* [What needs to be done]:
Report every line from the material that contains the word "rPFS".

* * * * * * *

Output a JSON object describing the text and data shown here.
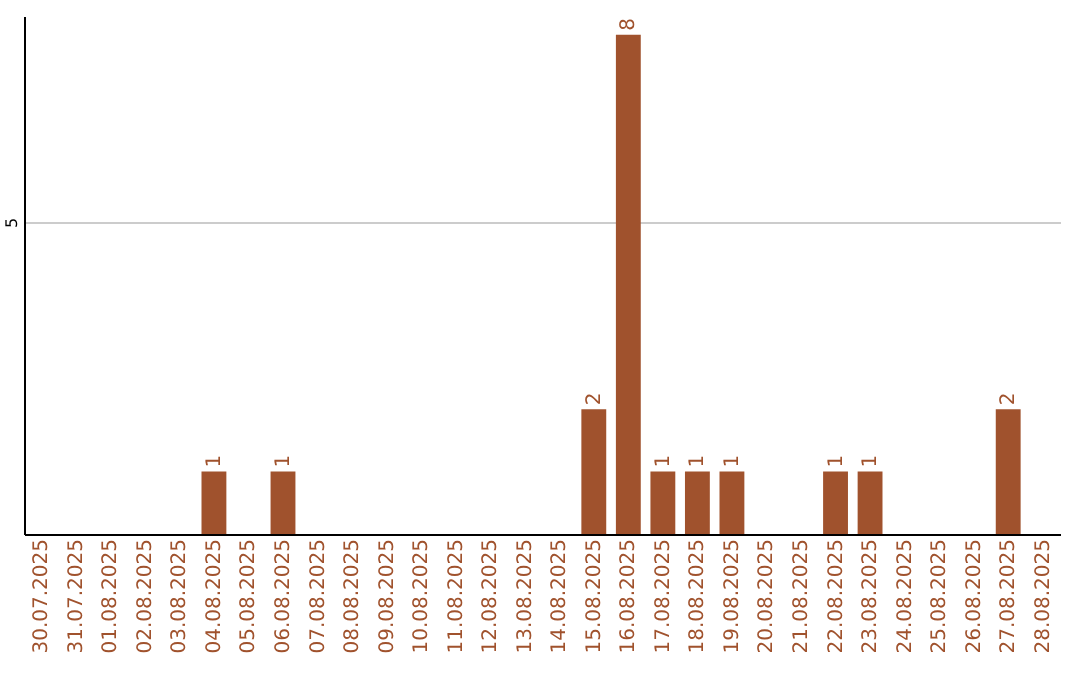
{
  "chart_data": {
    "type": "bar",
    "categories": [
      "30.07.2025",
      "31.07.2025",
      "01.08.2025",
      "02.08.2025",
      "03.08.2025",
      "04.08.2025",
      "05.08.2025",
      "06.08.2025",
      "07.08.2025",
      "08.08.2025",
      "09.08.2025",
      "10.08.2025",
      "11.08.2025",
      "12.08.2025",
      "13.08.2025",
      "14.08.2025",
      "15.08.2025",
      "16.08.2025",
      "17.08.2025",
      "18.08.2025",
      "19.08.2025",
      "20.08.2025",
      "21.08.2025",
      "22.08.2025",
      "23.08.2025",
      "24.08.2025",
      "25.08.2025",
      "26.08.2025",
      "27.08.2025",
      "28.08.2025"
    ],
    "values": [
      0,
      0,
      0,
      0,
      0,
      1,
      0,
      1,
      0,
      0,
      0,
      0,
      0,
      0,
      0,
      0,
      2,
      8,
      1,
      1,
      1,
      0,
      0,
      1,
      1,
      0,
      0,
      0,
      2,
      0
    ],
    "value_labels": [
      null,
      null,
      null,
      null,
      null,
      "1",
      null,
      "1",
      null,
      null,
      null,
      null,
      null,
      null,
      null,
      null,
      "2",
      "8",
      "1",
      "1",
      "1",
      null,
      null,
      "1",
      "1",
      null,
      null,
      null,
      "2",
      null
    ],
    "color": "#a0522d",
    "ylim": [
      0,
      8.3
    ],
    "yticks": [
      5
    ],
    "grid": "y"
  }
}
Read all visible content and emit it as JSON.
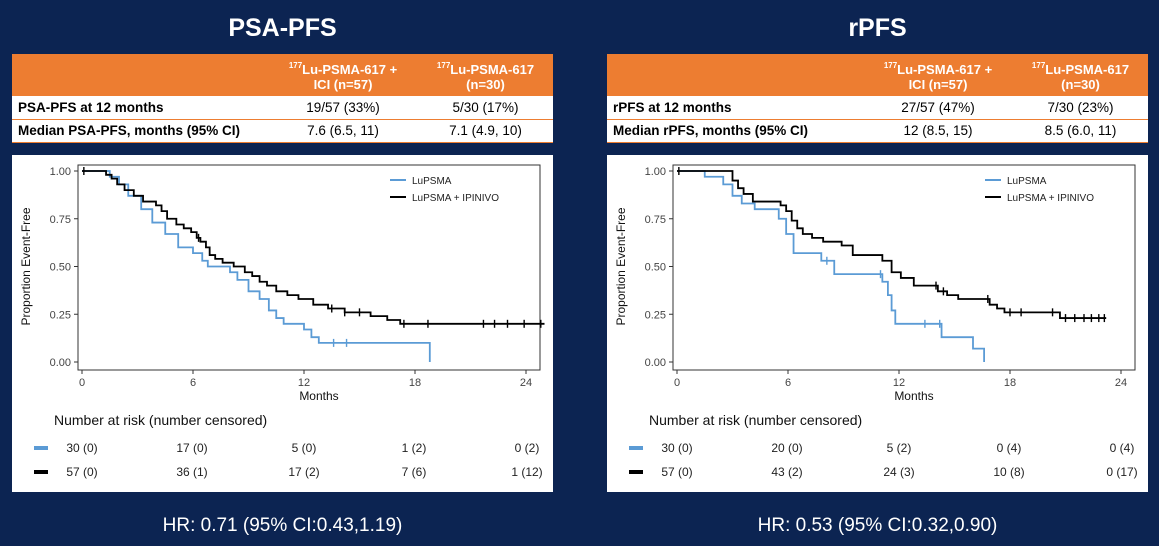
{
  "colors": {
    "background": "#0c2452",
    "header": "#ed7d31",
    "lupsma": "#5b9bd5",
    "combo": "#000000"
  },
  "panels": [
    {
      "title": "PSA-PFS",
      "table": {
        "col1": {
          "sup": "177",
          "main": "Lu-PSMA-617 +",
          "line2": "ICI (n=57)"
        },
        "col2": {
          "sup": "177",
          "main": "Lu-PSMA-617",
          "line2": "(n=30)"
        },
        "rows": [
          {
            "label": "PSA-PFS at 12 months",
            "v1": "19/57 (33%)",
            "v2": "5/30 (17%)"
          },
          {
            "label": "Median PSA-PFS, months (95% CI)",
            "v1": "7.6 (6.5, 11)",
            "v2": "7.1 (4.9, 10)"
          }
        ]
      },
      "risk_title": "Number at risk (number censored)",
      "risk": [
        {
          "series": "LuPSMA",
          "values": [
            "30 (0)",
            "17 (0)",
            "5 (0)",
            "1 (2)",
            "0 (2)"
          ]
        },
        {
          "series": "LuPSMA + IPINIVO",
          "values": [
            "57 (0)",
            "36 (1)",
            "17 (2)",
            "7 (6)",
            "1 (12)"
          ]
        }
      ],
      "hr": "HR: 0.71 (95% CI:0.43,1.19)"
    },
    {
      "title": "rPFS",
      "table": {
        "col1": {
          "sup": "177",
          "main": "Lu-PSMA-617 +",
          "line2": "ICI (n=57)"
        },
        "col2": {
          "sup": "177",
          "main": "Lu-PSMA-617",
          "line2": "(n=30)"
        },
        "rows": [
          {
            "label": "rPFS at 12 months",
            "v1": "27/57 (47%)",
            "v2": "7/30 (23%)"
          },
          {
            "label": "Median rPFS, months (95% CI)",
            "v1": "12 (8.5, 15)",
            "v2": "8.5 (6.0, 11)"
          }
        ]
      },
      "risk_title": "Number at risk (number censored)",
      "risk": [
        {
          "series": "LuPSMA",
          "values": [
            "30 (0)",
            "20 (0)",
            "5 (2)",
            "0 (4)",
            "0 (4)"
          ]
        },
        {
          "series": "LuPSMA + IPINIVO",
          "values": [
            "57 (0)",
            "43 (2)",
            "24 (3)",
            "10 (8)",
            "0 (17)"
          ]
        }
      ],
      "hr": "HR: 0.53 (95% CI:0.32,0.90)"
    }
  ],
  "chart_data": [
    {
      "type": "line",
      "title": "PSA-PFS",
      "xlabel": "Months",
      "ylabel": "Proportion Event-Free",
      "xlim": [
        0,
        25
      ],
      "ylim": [
        0,
        1
      ],
      "xticks": [
        0,
        6,
        12,
        18,
        24
      ],
      "yticks": [
        "0.00",
        "0.25",
        "0.50",
        "0.75",
        "1.00"
      ],
      "legend": [
        "LuPSMA",
        "LuPSMA + IPINIVO"
      ],
      "legend_position": "top-right",
      "series": [
        {
          "name": "LuPSMA",
          "steps": [
            [
              0,
              1
            ],
            [
              1.5,
              0.97
            ],
            [
              2,
              0.93
            ],
            [
              2.5,
              0.87
            ],
            [
              3.2,
              0.8
            ],
            [
              3.8,
              0.73
            ],
            [
              4.5,
              0.67
            ],
            [
              5.2,
              0.6
            ],
            [
              6,
              0.57
            ],
            [
              6.5,
              0.53
            ],
            [
              6.8,
              0.5
            ],
            [
              8,
              0.47
            ],
            [
              8.4,
              0.43
            ],
            [
              9,
              0.37
            ],
            [
              9.6,
              0.33
            ],
            [
              10.1,
              0.27
            ],
            [
              10.5,
              0.23
            ],
            [
              10.9,
              0.2
            ],
            [
              12,
              0.17
            ],
            [
              12.4,
              0.13
            ],
            [
              12.8,
              0.1
            ],
            [
              18.8,
              0.0
            ]
          ],
          "end": 18.8,
          "censor": [
            13.6,
            14.3
          ]
        },
        {
          "name": "LuPSMA + IPINIVO",
          "steps": [
            [
              0,
              1
            ],
            [
              1.3,
              0.98
            ],
            [
              1.6,
              0.96
            ],
            [
              1.9,
              0.93
            ],
            [
              2.3,
              0.9
            ],
            [
              2.8,
              0.87
            ],
            [
              3.3,
              0.84
            ],
            [
              4.0,
              0.82
            ],
            [
              4.3,
              0.79
            ],
            [
              4.6,
              0.75
            ],
            [
              5.1,
              0.72
            ],
            [
              5.5,
              0.7
            ],
            [
              5.9,
              0.68
            ],
            [
              6.2,
              0.65
            ],
            [
              6.4,
              0.63
            ],
            [
              6.7,
              0.6
            ],
            [
              6.9,
              0.56
            ],
            [
              7.2,
              0.54
            ],
            [
              7.6,
              0.52
            ],
            [
              8.2,
              0.5
            ],
            [
              8.8,
              0.47
            ],
            [
              9.2,
              0.45
            ],
            [
              9.6,
              0.42
            ],
            [
              10,
              0.4
            ],
            [
              10.5,
              0.37
            ],
            [
              11.1,
              0.35
            ],
            [
              11.7,
              0.33
            ],
            [
              12.5,
              0.3
            ],
            [
              13.3,
              0.28
            ],
            [
              14.2,
              0.26
            ],
            [
              15.6,
              0.24
            ],
            [
              16.5,
              0.22
            ],
            [
              17.2,
              0.2
            ]
          ],
          "end": 25,
          "censor": [
            0.1,
            6.3,
            13.5,
            14.2,
            15.0,
            17.4,
            18.7,
            21.7,
            22.3,
            23.0,
            23.9,
            24.8
          ]
        }
      ]
    },
    {
      "type": "line",
      "title": "rPFS",
      "xlabel": "Months",
      "ylabel": "Proportion Event-Free",
      "xlim": [
        0,
        24.5
      ],
      "ylim": [
        0,
        1
      ],
      "xticks": [
        0,
        6,
        12,
        18,
        24
      ],
      "yticks": [
        "0.00",
        "0.25",
        "0.50",
        "0.75",
        "1.00"
      ],
      "legend": [
        "LuPSMA",
        "LuPSMA + IPINIVO"
      ],
      "legend_position": "top-right",
      "series": [
        {
          "name": "LuPSMA",
          "steps": [
            [
              0,
              1
            ],
            [
              1.5,
              0.97
            ],
            [
              2.5,
              0.93
            ],
            [
              3.0,
              0.87
            ],
            [
              3.5,
              0.83
            ],
            [
              4.2,
              0.8
            ],
            [
              5.5,
              0.75
            ],
            [
              5.9,
              0.67
            ],
            [
              6.3,
              0.57
            ],
            [
              7.8,
              0.53
            ],
            [
              8.5,
              0.46
            ],
            [
              11.1,
              0.42
            ],
            [
              11.4,
              0.35
            ],
            [
              11.6,
              0.27
            ],
            [
              11.8,
              0.2
            ],
            [
              14.3,
              0.13
            ],
            [
              16.0,
              0.07
            ],
            [
              16.6,
              0.0
            ]
          ],
          "end": 16.6,
          "censor": [
            8.1,
            11.0,
            13.4,
            14.2
          ]
        },
        {
          "name": "LuPSMA + IPINIVO",
          "steps": [
            [
              0,
              1
            ],
            [
              3.0,
              0.95
            ],
            [
              3.3,
              0.91
            ],
            [
              3.6,
              0.88
            ],
            [
              4.1,
              0.84
            ],
            [
              5.6,
              0.82
            ],
            [
              5.9,
              0.79
            ],
            [
              6.2,
              0.74
            ],
            [
              6.5,
              0.7
            ],
            [
              6.8,
              0.67
            ],
            [
              7.3,
              0.65
            ],
            [
              7.9,
              0.63
            ],
            [
              8.9,
              0.61
            ],
            [
              9.5,
              0.56
            ],
            [
              11.1,
              0.53
            ],
            [
              11.6,
              0.47
            ],
            [
              12.1,
              0.44
            ],
            [
              12.8,
              0.4
            ],
            [
              14.1,
              0.37
            ],
            [
              14.6,
              0.35
            ],
            [
              15.2,
              0.33
            ],
            [
              16.9,
              0.3
            ],
            [
              17.3,
              0.28
            ],
            [
              17.7,
              0.26
            ],
            [
              20.7,
              0.23
            ]
          ],
          "end": 23.2,
          "censor": [
            0.1,
            14.0,
            14.4,
            16.8,
            18.0,
            18.6,
            20.3,
            21.0,
            21.5,
            22.0,
            22.4,
            22.8,
            23.1
          ]
        }
      ]
    }
  ]
}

* * * * * * *

* [Solution to this task]:
      "title": "rPFS",
            "label": "rPFS at 12 months",
            "label": "Median rPFS, months (95% CI)",
      "title": "rPFS",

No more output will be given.